start

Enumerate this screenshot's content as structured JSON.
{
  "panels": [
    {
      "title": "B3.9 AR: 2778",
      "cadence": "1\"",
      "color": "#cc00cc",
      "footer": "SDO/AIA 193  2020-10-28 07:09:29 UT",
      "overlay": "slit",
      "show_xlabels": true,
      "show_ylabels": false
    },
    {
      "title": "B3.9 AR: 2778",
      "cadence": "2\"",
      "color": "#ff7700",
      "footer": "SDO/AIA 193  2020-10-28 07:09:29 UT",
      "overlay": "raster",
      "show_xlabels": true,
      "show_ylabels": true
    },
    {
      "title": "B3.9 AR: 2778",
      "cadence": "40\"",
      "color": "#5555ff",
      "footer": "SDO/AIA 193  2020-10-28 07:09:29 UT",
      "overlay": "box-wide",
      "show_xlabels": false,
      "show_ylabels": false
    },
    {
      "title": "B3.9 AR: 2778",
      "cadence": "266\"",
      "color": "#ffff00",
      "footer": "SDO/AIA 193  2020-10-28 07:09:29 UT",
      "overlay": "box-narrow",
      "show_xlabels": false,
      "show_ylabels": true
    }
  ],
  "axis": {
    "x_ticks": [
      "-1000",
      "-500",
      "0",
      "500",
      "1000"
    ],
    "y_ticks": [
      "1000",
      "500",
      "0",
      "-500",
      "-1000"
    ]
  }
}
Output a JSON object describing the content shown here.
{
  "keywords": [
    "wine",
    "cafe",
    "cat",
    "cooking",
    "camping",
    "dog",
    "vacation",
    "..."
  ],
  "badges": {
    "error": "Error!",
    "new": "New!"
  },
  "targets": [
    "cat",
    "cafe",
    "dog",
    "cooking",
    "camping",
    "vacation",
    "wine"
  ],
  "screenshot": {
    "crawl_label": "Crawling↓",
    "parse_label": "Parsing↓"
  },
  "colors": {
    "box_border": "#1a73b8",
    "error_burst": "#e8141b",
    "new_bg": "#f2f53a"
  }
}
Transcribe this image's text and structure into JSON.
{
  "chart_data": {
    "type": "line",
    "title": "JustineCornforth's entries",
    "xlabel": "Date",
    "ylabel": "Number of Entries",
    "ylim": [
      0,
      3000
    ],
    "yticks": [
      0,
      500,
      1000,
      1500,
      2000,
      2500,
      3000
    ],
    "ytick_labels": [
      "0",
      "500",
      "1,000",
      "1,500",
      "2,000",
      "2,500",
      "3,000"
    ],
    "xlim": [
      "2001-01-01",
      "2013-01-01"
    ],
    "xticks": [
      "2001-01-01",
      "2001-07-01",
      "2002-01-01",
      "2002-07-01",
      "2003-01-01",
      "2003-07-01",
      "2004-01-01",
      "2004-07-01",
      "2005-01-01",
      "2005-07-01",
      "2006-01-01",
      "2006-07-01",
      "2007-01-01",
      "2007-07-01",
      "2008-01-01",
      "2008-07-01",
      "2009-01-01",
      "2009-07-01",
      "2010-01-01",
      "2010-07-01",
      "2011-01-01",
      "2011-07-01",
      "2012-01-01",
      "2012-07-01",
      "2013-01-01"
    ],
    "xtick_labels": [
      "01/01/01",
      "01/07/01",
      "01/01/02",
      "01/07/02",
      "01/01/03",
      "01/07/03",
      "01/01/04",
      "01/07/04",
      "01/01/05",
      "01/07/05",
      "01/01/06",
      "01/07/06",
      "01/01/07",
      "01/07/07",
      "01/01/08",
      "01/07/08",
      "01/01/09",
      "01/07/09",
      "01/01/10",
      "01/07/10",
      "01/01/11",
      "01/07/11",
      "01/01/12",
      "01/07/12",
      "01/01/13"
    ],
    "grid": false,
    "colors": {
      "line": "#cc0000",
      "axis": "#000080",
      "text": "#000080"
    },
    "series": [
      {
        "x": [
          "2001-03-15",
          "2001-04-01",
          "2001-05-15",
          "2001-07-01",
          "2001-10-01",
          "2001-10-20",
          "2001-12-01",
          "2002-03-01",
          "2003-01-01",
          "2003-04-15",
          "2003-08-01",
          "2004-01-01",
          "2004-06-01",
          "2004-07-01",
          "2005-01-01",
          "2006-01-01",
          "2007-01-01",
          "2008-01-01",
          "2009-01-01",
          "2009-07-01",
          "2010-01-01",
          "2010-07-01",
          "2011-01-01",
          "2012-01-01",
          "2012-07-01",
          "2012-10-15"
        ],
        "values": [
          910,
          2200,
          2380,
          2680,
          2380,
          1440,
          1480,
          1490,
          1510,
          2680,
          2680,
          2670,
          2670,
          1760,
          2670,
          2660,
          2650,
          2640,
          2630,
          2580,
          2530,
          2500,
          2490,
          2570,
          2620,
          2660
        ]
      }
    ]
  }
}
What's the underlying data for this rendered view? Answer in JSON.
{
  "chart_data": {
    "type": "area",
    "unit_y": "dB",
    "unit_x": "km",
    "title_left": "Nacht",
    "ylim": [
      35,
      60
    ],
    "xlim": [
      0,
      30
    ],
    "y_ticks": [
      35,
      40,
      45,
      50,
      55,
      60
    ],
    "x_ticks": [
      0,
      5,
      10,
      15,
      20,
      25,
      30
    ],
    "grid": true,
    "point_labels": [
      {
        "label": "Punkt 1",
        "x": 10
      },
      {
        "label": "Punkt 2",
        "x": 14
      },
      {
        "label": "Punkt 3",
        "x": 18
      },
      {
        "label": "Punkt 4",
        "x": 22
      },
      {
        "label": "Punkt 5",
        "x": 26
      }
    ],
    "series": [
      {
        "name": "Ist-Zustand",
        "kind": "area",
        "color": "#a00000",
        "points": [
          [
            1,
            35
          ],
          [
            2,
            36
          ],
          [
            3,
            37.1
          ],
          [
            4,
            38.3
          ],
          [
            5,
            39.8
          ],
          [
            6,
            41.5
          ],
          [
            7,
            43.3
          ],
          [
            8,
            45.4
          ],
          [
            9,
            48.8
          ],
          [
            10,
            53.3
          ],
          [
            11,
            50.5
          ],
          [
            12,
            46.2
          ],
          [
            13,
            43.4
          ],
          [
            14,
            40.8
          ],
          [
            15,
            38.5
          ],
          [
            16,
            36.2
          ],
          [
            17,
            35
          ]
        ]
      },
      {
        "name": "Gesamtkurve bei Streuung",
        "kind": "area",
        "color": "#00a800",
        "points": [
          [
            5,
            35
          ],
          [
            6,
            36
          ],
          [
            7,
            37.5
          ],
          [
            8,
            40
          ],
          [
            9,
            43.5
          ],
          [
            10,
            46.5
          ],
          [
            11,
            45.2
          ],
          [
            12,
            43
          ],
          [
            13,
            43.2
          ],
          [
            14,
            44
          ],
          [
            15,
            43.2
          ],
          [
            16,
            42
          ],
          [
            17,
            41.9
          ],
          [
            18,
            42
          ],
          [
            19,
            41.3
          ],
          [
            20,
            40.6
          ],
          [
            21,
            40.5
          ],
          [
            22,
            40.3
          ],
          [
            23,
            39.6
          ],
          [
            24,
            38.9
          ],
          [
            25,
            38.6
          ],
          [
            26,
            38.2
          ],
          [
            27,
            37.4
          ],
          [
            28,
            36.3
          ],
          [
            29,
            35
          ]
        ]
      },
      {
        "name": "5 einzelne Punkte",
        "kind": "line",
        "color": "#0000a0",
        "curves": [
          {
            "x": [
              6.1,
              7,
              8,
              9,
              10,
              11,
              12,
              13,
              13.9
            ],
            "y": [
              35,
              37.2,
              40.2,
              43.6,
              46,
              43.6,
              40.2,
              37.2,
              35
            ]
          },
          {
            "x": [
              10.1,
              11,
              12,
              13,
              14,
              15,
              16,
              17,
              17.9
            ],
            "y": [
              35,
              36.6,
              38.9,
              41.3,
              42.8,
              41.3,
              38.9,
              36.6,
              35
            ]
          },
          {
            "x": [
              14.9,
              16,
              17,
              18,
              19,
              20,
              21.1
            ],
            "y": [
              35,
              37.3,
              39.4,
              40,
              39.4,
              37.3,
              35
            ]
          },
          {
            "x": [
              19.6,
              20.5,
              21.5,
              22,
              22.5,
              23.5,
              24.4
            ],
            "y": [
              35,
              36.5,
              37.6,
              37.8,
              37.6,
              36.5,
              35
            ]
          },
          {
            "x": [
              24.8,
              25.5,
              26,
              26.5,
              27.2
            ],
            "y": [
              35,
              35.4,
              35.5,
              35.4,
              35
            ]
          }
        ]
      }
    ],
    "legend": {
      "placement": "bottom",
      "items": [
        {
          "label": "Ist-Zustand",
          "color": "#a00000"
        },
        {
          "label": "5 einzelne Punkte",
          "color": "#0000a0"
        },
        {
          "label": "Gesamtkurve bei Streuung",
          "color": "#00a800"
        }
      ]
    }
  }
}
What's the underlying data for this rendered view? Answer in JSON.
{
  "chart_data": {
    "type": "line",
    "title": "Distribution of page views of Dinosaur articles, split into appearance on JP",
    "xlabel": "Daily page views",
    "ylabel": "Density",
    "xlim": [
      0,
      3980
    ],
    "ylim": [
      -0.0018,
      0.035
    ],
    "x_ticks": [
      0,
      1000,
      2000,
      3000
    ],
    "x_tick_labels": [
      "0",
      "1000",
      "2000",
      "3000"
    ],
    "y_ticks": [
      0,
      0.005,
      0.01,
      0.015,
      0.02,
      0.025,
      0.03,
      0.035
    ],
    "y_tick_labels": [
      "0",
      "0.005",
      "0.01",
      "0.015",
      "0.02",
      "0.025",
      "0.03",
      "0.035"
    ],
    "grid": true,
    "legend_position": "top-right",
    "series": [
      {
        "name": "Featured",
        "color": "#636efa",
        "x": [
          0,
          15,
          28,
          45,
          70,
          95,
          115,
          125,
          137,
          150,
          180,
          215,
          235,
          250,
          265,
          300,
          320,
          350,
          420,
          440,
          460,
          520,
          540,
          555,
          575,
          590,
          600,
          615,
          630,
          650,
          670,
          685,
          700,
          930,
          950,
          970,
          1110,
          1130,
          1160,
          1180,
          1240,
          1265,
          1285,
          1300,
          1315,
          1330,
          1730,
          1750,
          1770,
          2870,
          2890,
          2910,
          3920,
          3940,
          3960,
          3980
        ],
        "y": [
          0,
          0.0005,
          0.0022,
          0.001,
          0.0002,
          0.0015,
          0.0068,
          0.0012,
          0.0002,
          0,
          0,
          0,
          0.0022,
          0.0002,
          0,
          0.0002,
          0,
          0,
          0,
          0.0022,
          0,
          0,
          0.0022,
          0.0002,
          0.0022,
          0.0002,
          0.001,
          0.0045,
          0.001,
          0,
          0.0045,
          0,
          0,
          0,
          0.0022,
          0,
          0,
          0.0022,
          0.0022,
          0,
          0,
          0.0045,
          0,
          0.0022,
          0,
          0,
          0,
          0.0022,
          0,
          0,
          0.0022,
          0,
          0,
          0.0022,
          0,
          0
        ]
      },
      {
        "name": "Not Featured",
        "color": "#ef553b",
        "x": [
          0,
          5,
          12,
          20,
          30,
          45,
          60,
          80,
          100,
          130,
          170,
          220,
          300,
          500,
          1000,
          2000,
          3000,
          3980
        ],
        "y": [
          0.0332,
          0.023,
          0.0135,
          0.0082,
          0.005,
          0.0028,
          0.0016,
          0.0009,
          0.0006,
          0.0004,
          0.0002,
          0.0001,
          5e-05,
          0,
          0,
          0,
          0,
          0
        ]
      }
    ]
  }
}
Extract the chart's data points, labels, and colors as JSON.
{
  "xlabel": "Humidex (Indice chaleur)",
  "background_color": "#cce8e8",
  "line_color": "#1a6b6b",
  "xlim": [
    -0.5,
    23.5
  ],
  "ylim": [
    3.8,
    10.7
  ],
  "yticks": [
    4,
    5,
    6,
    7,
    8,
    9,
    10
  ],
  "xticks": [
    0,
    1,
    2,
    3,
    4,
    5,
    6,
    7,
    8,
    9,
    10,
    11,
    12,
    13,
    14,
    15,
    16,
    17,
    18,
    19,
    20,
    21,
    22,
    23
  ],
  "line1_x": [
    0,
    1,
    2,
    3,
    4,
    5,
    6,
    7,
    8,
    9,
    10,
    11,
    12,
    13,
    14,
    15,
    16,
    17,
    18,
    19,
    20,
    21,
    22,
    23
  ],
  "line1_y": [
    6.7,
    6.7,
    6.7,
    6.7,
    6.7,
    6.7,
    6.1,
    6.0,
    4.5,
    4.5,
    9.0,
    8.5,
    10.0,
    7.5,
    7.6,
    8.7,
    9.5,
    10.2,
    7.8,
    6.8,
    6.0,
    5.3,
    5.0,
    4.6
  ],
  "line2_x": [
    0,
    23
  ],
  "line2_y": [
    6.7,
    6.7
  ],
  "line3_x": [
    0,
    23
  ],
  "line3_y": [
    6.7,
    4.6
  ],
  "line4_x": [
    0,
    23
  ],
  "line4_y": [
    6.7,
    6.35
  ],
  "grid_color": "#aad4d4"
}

end

[Problem requirements]
Which lines contain "Punkte"? Copy each of them out.

[Complete response]
        "name": "5 einzelne Punkte",
          "label": "5 einzelne Punkte",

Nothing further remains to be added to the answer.